**What you should do**
Collect the lines of the entries where "evitar" shows up.

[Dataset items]
-- START --
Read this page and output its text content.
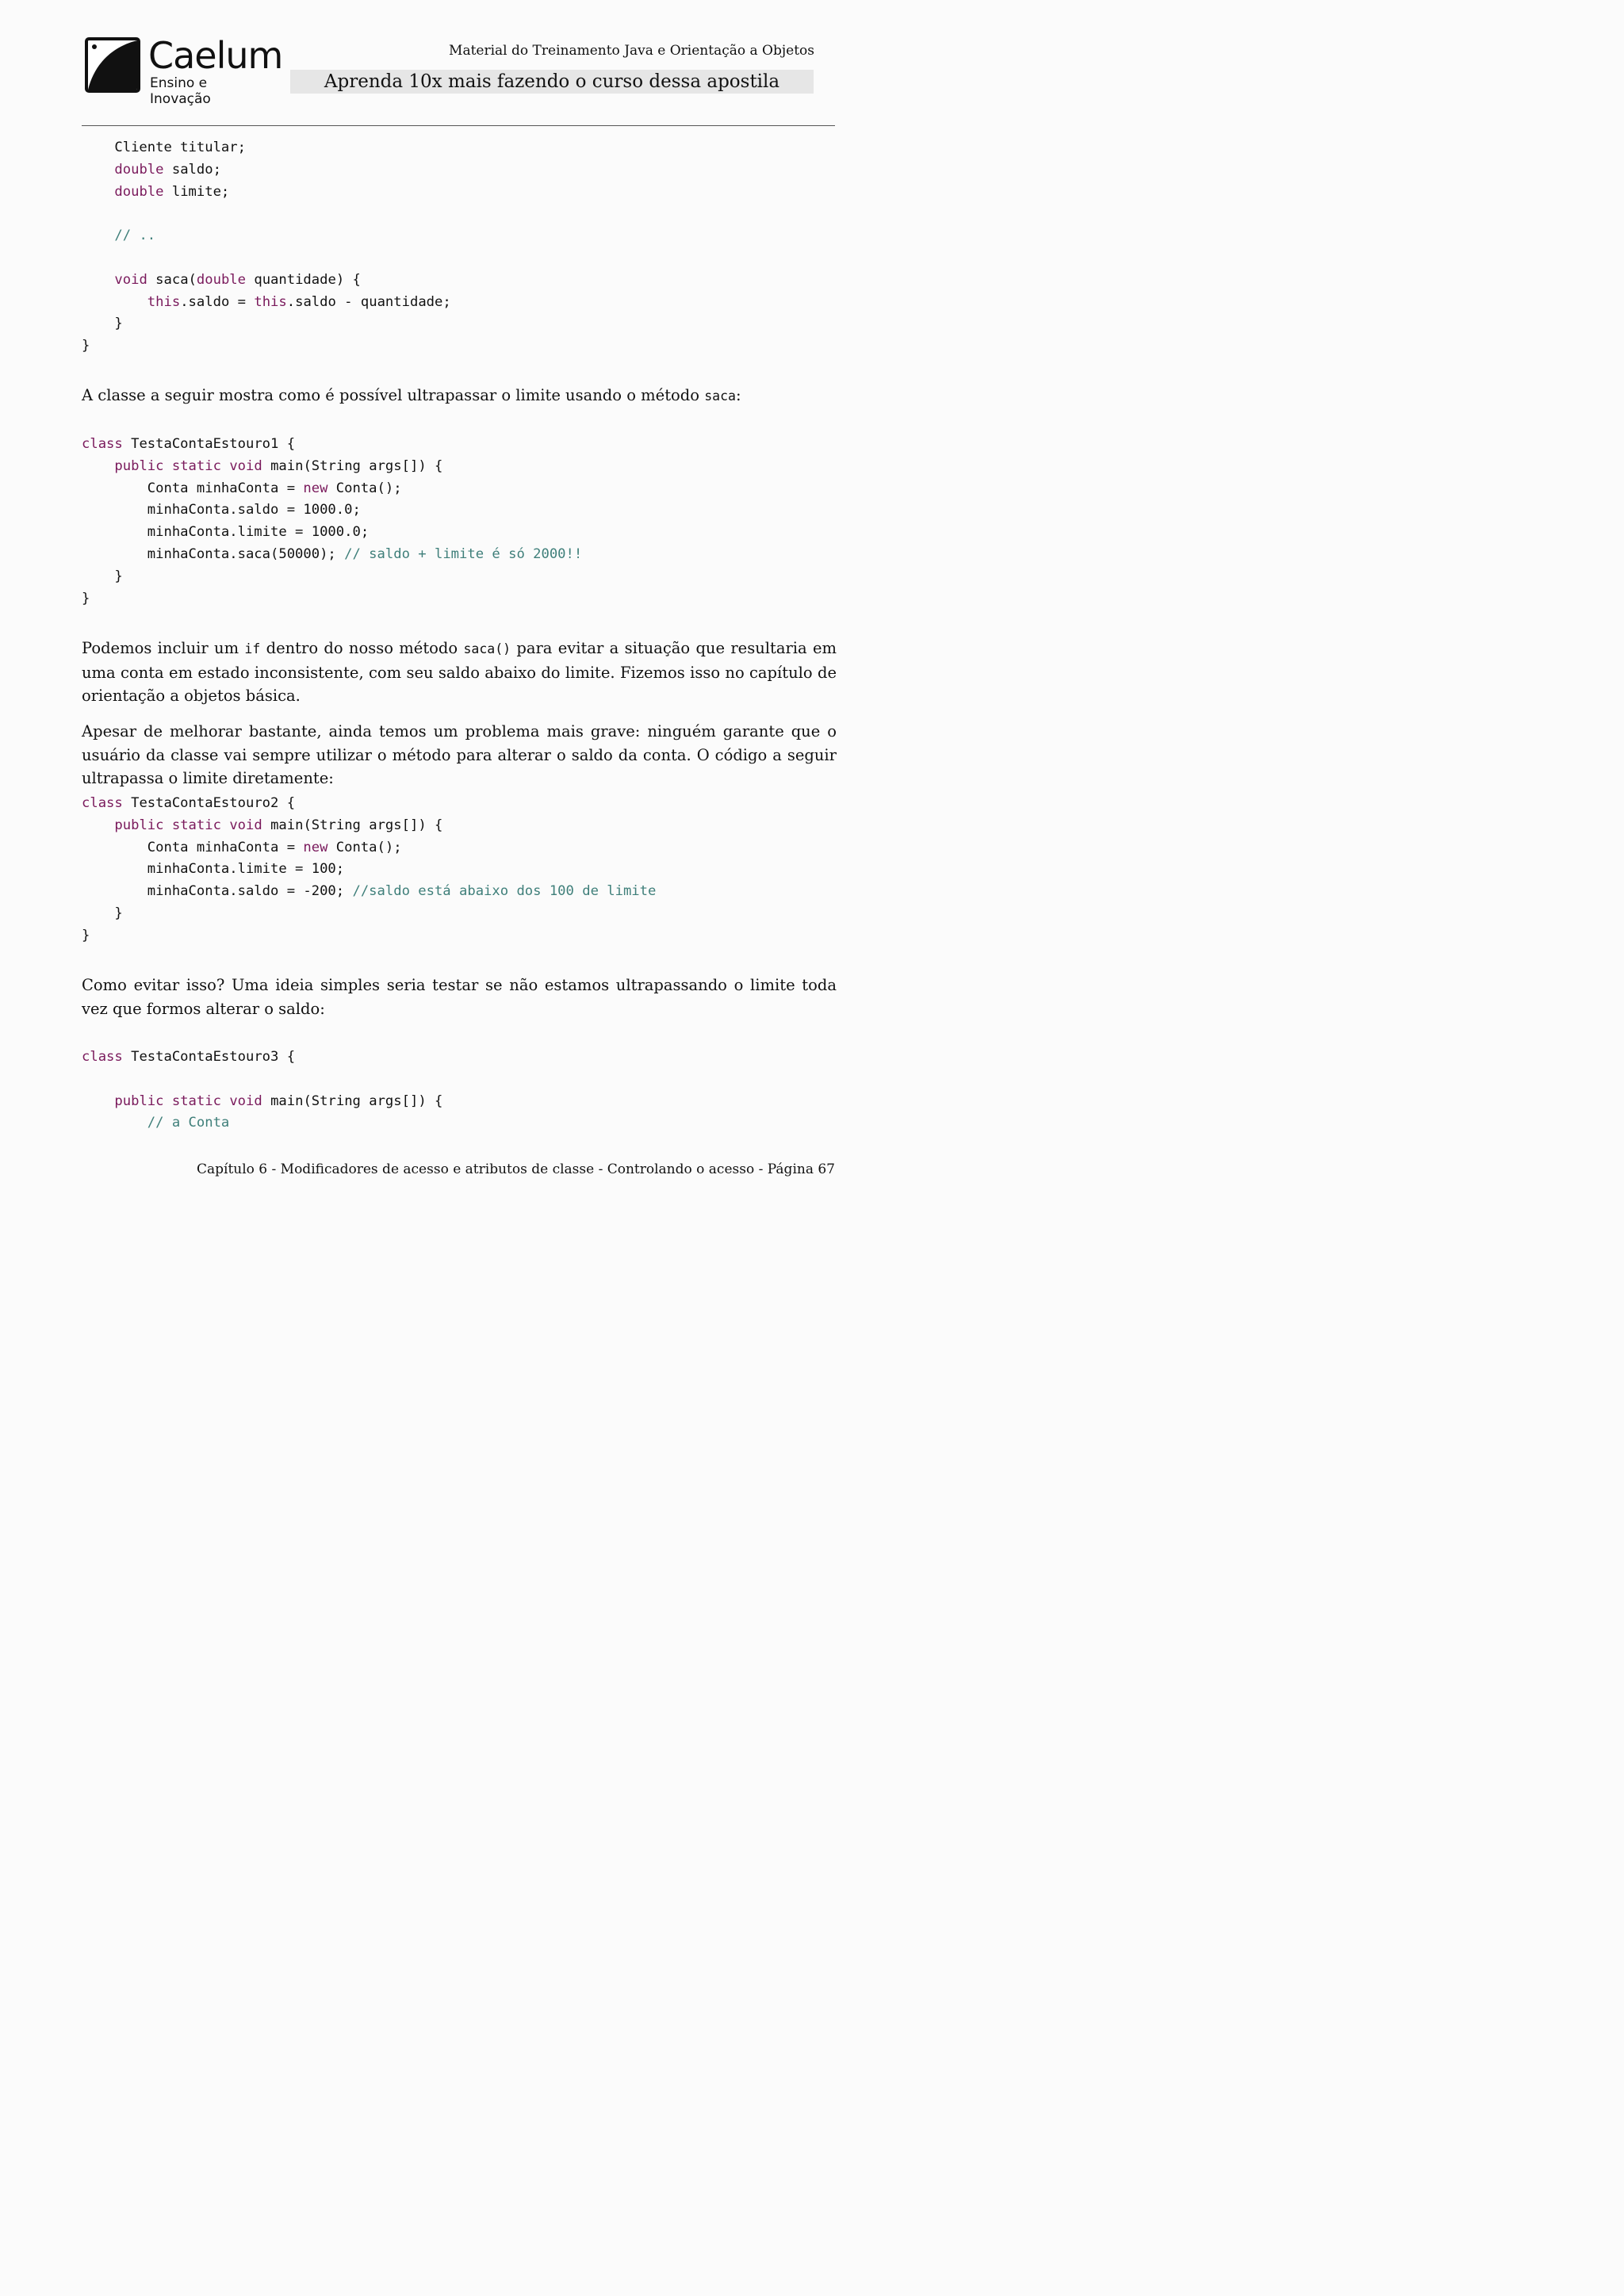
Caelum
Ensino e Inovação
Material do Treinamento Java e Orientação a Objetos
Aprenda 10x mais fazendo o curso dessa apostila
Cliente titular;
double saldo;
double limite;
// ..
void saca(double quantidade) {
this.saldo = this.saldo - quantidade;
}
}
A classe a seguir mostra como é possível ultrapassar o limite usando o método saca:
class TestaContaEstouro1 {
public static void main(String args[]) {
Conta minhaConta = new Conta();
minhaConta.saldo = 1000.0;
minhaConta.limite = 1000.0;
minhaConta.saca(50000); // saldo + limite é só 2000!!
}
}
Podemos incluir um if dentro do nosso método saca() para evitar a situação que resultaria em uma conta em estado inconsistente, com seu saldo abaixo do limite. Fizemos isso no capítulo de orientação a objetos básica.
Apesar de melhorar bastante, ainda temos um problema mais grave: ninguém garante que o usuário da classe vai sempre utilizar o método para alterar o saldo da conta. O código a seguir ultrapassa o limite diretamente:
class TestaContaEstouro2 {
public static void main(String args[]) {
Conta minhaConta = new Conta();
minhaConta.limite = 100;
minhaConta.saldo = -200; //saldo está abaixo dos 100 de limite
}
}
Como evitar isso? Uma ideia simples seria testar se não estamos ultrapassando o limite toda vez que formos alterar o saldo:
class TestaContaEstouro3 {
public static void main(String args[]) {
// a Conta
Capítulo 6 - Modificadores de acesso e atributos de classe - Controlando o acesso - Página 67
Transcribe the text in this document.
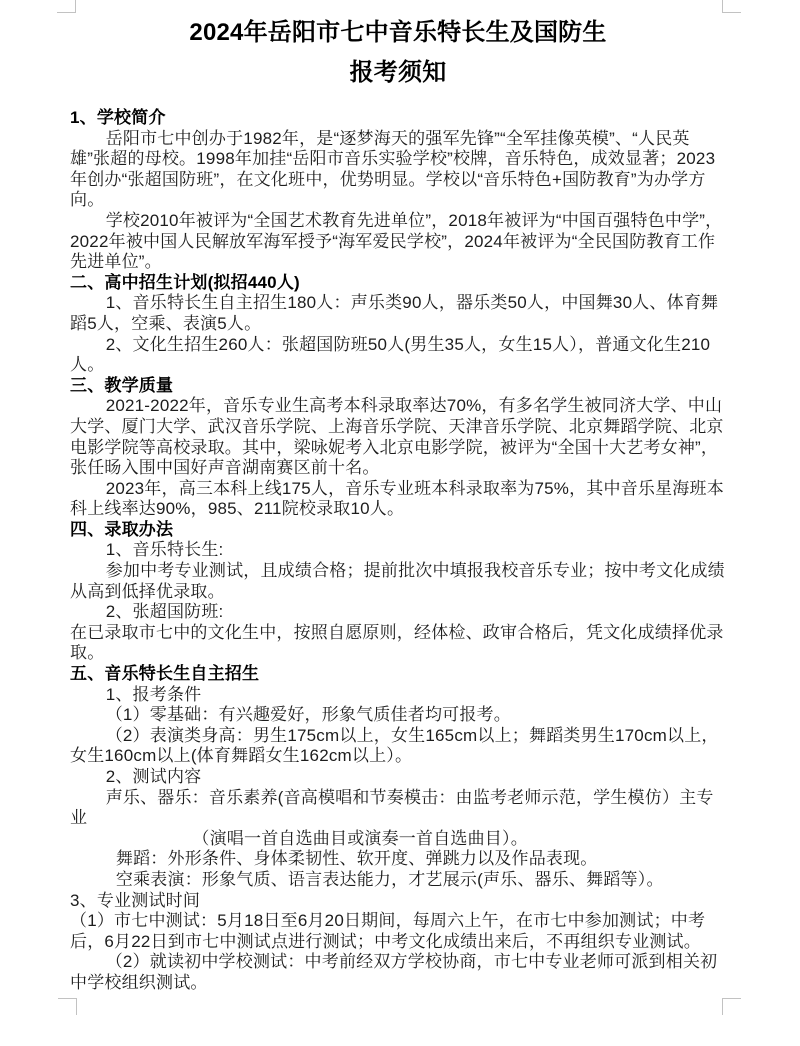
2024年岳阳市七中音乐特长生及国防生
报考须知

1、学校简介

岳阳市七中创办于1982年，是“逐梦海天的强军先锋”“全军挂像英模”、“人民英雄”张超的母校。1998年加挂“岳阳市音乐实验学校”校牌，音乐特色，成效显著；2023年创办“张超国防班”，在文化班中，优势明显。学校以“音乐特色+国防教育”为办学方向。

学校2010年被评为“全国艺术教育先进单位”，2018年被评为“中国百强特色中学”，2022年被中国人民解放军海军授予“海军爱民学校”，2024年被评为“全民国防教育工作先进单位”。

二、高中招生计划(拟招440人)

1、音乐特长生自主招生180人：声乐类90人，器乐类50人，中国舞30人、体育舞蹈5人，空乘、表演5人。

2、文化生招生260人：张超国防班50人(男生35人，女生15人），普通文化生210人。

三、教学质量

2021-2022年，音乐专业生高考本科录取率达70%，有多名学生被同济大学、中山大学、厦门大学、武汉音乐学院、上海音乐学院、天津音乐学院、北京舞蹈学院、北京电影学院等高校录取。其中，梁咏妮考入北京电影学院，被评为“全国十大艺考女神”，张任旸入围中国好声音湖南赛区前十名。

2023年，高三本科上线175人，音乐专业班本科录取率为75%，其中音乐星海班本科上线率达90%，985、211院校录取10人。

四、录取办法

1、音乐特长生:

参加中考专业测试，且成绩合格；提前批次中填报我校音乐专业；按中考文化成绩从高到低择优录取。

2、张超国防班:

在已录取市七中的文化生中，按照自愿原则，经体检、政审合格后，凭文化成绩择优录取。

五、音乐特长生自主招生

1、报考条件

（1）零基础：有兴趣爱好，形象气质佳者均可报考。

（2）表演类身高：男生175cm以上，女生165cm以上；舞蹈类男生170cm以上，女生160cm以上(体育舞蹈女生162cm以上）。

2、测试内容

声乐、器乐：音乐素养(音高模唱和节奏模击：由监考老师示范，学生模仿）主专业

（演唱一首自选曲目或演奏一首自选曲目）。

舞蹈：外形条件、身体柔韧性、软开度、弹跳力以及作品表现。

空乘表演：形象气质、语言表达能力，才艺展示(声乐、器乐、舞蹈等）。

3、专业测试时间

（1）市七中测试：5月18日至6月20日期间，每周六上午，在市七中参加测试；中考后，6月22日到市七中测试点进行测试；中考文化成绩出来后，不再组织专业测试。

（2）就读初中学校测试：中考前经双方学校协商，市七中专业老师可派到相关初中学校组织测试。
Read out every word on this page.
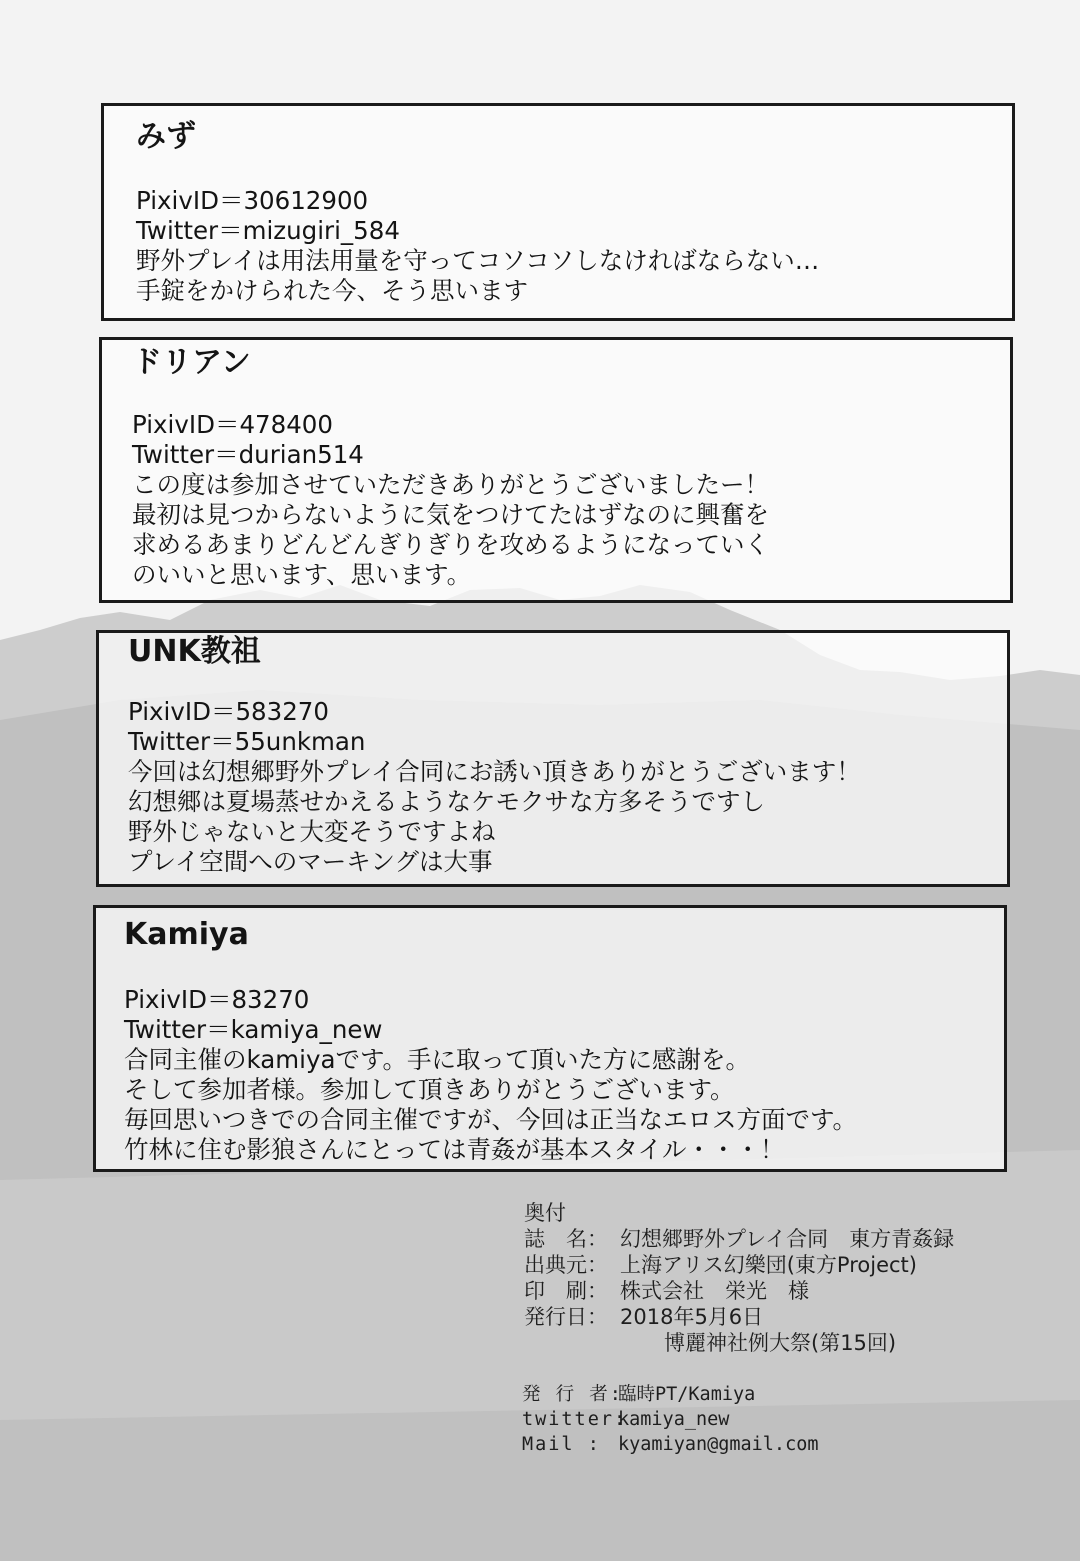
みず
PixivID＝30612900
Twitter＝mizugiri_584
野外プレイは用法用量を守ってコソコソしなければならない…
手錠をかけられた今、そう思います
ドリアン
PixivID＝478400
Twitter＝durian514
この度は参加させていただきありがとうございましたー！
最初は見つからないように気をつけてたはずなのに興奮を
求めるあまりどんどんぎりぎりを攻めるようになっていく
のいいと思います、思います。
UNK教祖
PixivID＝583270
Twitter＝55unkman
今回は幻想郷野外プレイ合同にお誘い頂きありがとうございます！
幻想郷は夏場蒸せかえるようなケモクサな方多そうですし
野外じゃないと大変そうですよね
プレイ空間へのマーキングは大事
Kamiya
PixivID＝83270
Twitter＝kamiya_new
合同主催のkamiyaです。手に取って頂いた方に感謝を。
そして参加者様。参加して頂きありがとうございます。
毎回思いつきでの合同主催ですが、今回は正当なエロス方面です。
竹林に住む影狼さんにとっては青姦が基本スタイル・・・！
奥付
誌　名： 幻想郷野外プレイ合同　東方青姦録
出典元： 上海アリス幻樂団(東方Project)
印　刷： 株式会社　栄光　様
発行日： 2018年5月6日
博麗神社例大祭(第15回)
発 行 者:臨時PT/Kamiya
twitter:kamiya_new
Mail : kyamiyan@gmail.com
-- END --
**Answer to the exercise**
Podemos incluir um if dentro do nosso método saca() para evitar a situação que resultaria em uma conta em estado inconsistente, com seu saldo abaixo do limite. Fizemos isso no capítulo de orientação a objetos básica.
Como evitar isso? Uma ideia simples seria testar se não estamos ultrapassando o limite toda vez que formos alterar o saldo:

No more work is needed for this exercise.